# Instruction:
Without the pictures, return all of the material exactly as written.
* BEGIN *
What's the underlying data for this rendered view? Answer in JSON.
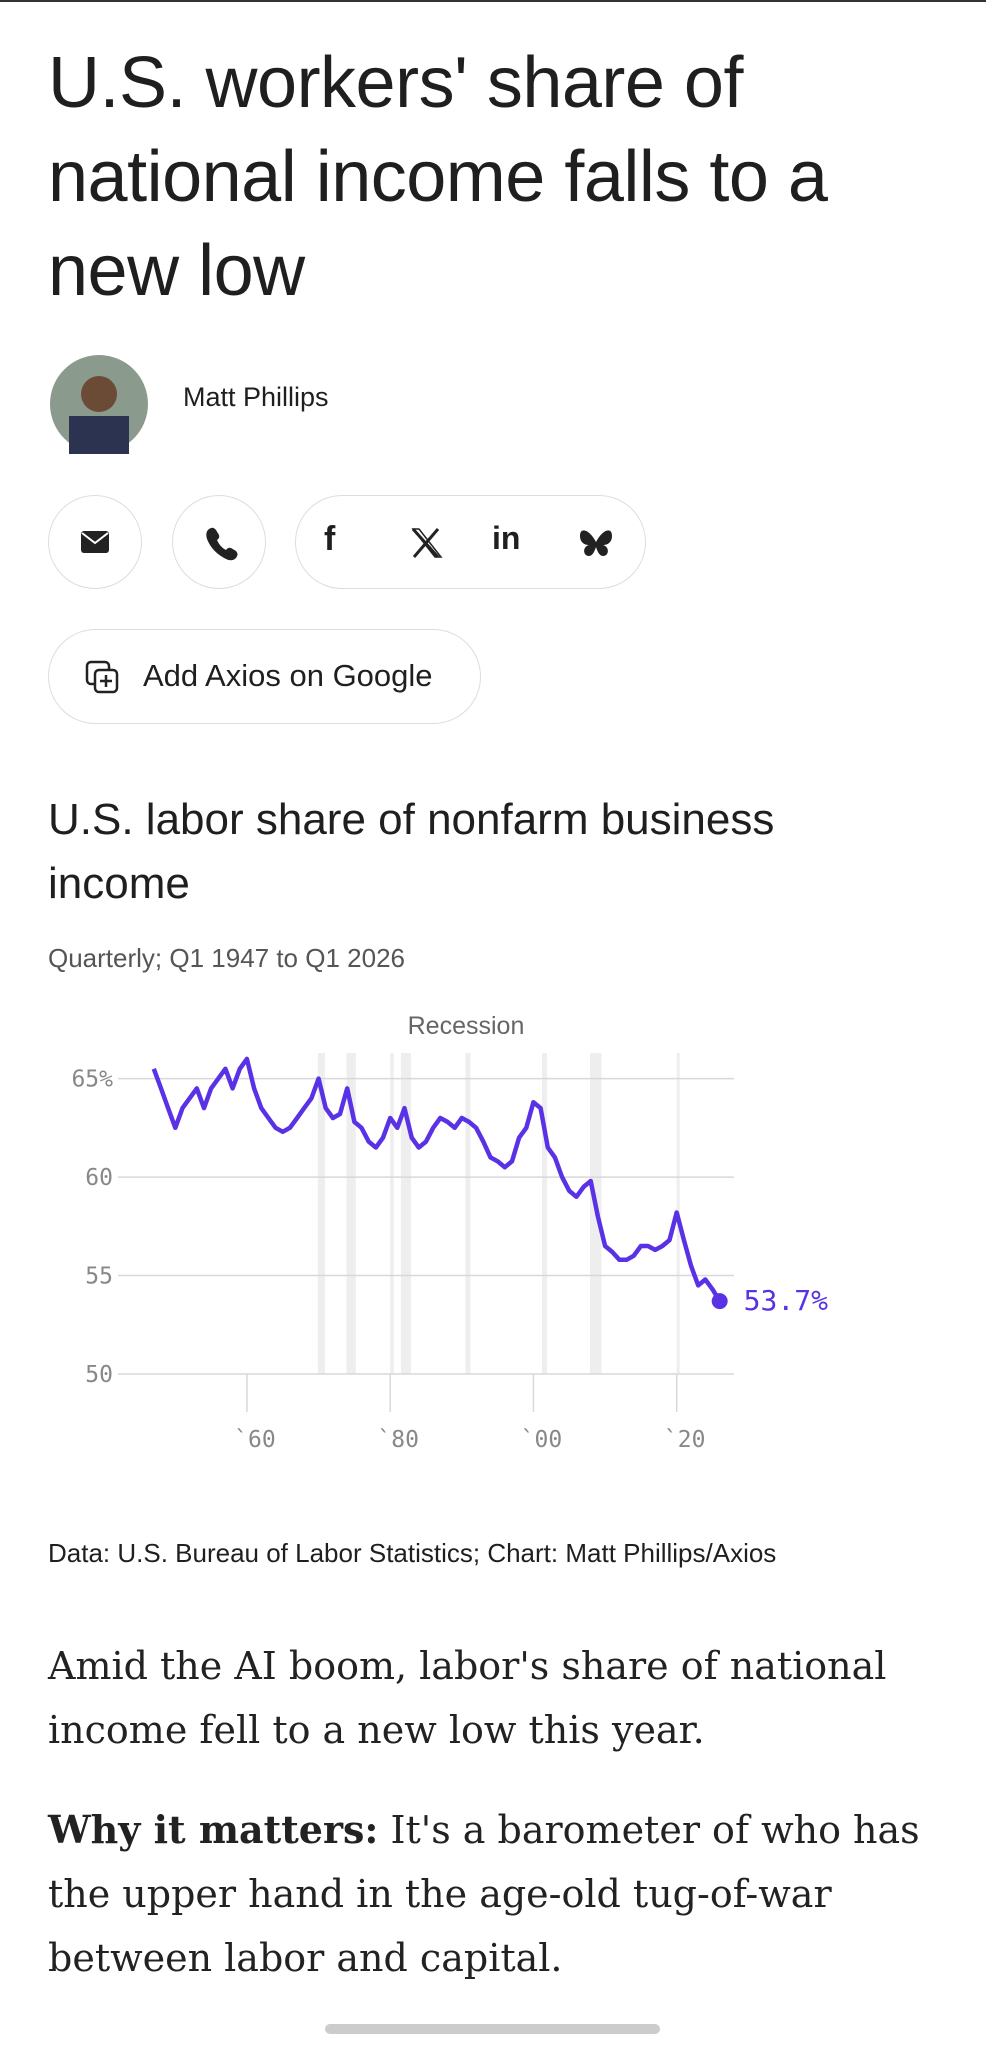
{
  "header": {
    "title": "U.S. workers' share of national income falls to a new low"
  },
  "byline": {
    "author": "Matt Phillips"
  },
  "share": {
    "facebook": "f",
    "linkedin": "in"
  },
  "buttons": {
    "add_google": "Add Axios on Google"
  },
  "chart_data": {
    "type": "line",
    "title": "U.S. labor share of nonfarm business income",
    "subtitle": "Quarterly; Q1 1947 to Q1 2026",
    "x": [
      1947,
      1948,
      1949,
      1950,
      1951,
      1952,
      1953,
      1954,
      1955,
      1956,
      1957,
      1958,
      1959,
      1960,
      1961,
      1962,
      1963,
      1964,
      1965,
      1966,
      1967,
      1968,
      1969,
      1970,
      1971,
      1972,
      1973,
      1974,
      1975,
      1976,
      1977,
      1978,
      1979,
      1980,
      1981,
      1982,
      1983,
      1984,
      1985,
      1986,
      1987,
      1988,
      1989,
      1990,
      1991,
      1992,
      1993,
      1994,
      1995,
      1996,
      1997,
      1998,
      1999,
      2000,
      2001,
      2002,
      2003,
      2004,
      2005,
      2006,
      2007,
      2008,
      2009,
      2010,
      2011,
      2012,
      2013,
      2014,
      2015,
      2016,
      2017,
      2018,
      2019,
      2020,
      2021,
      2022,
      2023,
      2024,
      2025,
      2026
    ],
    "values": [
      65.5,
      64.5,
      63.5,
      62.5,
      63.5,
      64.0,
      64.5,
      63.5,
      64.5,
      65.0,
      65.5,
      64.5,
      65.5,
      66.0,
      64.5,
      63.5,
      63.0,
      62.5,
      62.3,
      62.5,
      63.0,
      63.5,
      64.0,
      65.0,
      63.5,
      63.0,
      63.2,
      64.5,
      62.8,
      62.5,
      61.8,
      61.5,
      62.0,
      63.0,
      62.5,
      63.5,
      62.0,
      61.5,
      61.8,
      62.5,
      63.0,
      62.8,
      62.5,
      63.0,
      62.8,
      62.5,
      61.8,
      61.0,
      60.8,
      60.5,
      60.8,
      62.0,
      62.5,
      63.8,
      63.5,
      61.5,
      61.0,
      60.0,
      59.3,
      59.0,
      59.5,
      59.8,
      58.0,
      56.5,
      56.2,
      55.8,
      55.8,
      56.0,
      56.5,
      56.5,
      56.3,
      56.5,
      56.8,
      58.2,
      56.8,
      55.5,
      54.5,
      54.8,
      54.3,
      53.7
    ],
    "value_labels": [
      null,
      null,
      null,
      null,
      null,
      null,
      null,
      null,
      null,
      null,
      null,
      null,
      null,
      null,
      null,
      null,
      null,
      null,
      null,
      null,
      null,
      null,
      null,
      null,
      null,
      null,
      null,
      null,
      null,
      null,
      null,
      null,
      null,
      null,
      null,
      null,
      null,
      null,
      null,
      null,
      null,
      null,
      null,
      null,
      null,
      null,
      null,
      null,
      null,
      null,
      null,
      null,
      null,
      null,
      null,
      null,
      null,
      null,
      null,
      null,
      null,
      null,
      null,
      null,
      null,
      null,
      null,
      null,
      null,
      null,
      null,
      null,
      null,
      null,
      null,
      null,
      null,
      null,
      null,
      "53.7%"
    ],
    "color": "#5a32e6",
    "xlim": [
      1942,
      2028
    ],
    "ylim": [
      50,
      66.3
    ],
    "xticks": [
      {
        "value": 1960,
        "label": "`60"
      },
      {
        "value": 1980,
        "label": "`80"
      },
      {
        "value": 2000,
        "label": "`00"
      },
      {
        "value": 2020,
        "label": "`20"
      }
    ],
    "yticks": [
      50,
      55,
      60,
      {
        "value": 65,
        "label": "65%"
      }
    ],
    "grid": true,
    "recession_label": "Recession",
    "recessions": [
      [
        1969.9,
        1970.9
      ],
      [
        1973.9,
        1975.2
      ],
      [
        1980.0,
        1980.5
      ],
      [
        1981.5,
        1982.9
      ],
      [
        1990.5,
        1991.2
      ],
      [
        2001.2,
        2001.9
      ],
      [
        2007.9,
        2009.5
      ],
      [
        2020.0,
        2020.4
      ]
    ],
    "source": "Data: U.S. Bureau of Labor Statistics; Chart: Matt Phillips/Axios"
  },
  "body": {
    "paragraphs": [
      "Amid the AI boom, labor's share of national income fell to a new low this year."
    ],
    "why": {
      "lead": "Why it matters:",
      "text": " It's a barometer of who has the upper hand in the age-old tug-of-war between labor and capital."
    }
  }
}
* END *
# Reply to the exercise:
What's the underlying data for this rendered view? Answer in JSON.
{
  "header": {
    "title": "U.S. workers' share of national income falls to a new low"
  },
  "byline": {
    "author": "Matt Phillips"
  },
  "share": {
    "facebook": "f",
    "linkedin": "in"
  },
  "buttons": {
    "add_google": "Add Axios on Google"
  },
  "chart_data": {
    "type": "line",
    "title": "U.S. labor share of nonfarm business income",
    "subtitle": "Quarterly; Q1 1947 to Q1 2026",
    "x": [
      1947,
      1948,
      1949,
      1950,
      1951,
      1952,
      1953,
      1954,
      1955,
      1956,
      1957,
      1958,
      1959,
      1960,
      1961,
      1962,
      1963,
      1964,
      1965,
      1966,
      1967,
      1968,
      1969,
      1970,
      1971,
      1972,
      1973,
      1974,
      1975,
      1976,
      1977,
      1978,
      1979,
      1980,
      1981,
      1982,
      1983,
      1984,
      1985,
      1986,
      1987,
      1988,
      1989,
      1990,
      1991,
      1992,
      1993,
      1994,
      1995,
      1996,
      1997,
      1998,
      1999,
      2000,
      2001,
      2002,
      2003,
      2004,
      2005,
      2006,
      2007,
      2008,
      2009,
      2010,
      2011,
      2012,
      2013,
      2014,
      2015,
      2016,
      2017,
      2018,
      2019,
      2020,
      2021,
      2022,
      2023,
      2024,
      2025,
      2026
    ],
    "values": [
      65.5,
      64.5,
      63.5,
      62.5,
      63.5,
      64.0,
      64.5,
      63.5,
      64.5,
      65.0,
      65.5,
      64.5,
      65.5,
      66.0,
      64.5,
      63.5,
      63.0,
      62.5,
      62.3,
      62.5,
      63.0,
      63.5,
      64.0,
      65.0,
      63.5,
      63.0,
      63.2,
      64.5,
      62.8,
      62.5,
      61.8,
      61.5,
      62.0,
      63.0,
      62.5,
      63.5,
      62.0,
      61.5,
      61.8,
      62.5,
      63.0,
      62.8,
      62.5,
      63.0,
      62.8,
      62.5,
      61.8,
      61.0,
      60.8,
      60.5,
      60.8,
      62.0,
      62.5,
      63.8,
      63.5,
      61.5,
      61.0,
      60.0,
      59.3,
      59.0,
      59.5,
      59.8,
      58.0,
      56.5,
      56.2,
      55.8,
      55.8,
      56.0,
      56.5,
      56.5,
      56.3,
      56.5,
      56.8,
      58.2,
      56.8,
      55.5,
      54.5,
      54.8,
      54.3,
      53.7
    ],
    "value_labels": [
      null,
      null,
      null,
      null,
      null,
      null,
      null,
      null,
      null,
      null,
      null,
      null,
      null,
      null,
      null,
      null,
      null,
      null,
      null,
      null,
      null,
      null,
      null,
      null,
      null,
      null,
      null,
      null,
      null,
      null,
      null,
      null,
      null,
      null,
      null,
      null,
      null,
      null,
      null,
      null,
      null,
      null,
      null,
      null,
      null,
      null,
      null,
      null,
      null,
      null,
      null,
      null,
      null,
      null,
      null,
      null,
      null,
      null,
      null,
      null,
      null,
      null,
      null,
      null,
      null,
      null,
      null,
      null,
      null,
      null,
      null,
      null,
      null,
      null,
      null,
      null,
      null,
      null,
      null,
      "53.7%"
    ],
    "color": "#5a32e6",
    "xlim": [
      1942,
      2028
    ],
    "ylim": [
      50,
      66.3
    ],
    "xticks": [
      {
        "value": 1960,
        "label": "`60"
      },
      {
        "value": 1980,
        "label": "`80"
      },
      {
        "value": 2000,
        "label": "`00"
      },
      {
        "value": 2020,
        "label": "`20"
      }
    ],
    "yticks": [
      50,
      55,
      60,
      {
        "value": 65,
        "label": "65%"
      }
    ],
    "grid": true,
    "recession_label": "Recession",
    "recessions": [
      [
        1969.9,
        1970.9
      ],
      [
        1973.9,
        1975.2
      ],
      [
        1980.0,
        1980.5
      ],
      [
        1981.5,
        1982.9
      ],
      [
        1990.5,
        1991.2
      ],
      [
        2001.2,
        2001.9
      ],
      [
        2007.9,
        2009.5
      ],
      [
        2020.0,
        2020.4
      ]
    ],
    "source": "Data: U.S. Bureau of Labor Statistics; Chart: Matt Phillips/Axios"
  },
  "body": {
    "paragraphs": [
      "Amid the AI boom, labor's share of national income fell to a new low this year."
    ],
    "why": {
      "lead": "Why it matters:",
      "text": " It's a barometer of who has the upper hand in the age-old tug-of-war between labor and capital."
    }
  }
}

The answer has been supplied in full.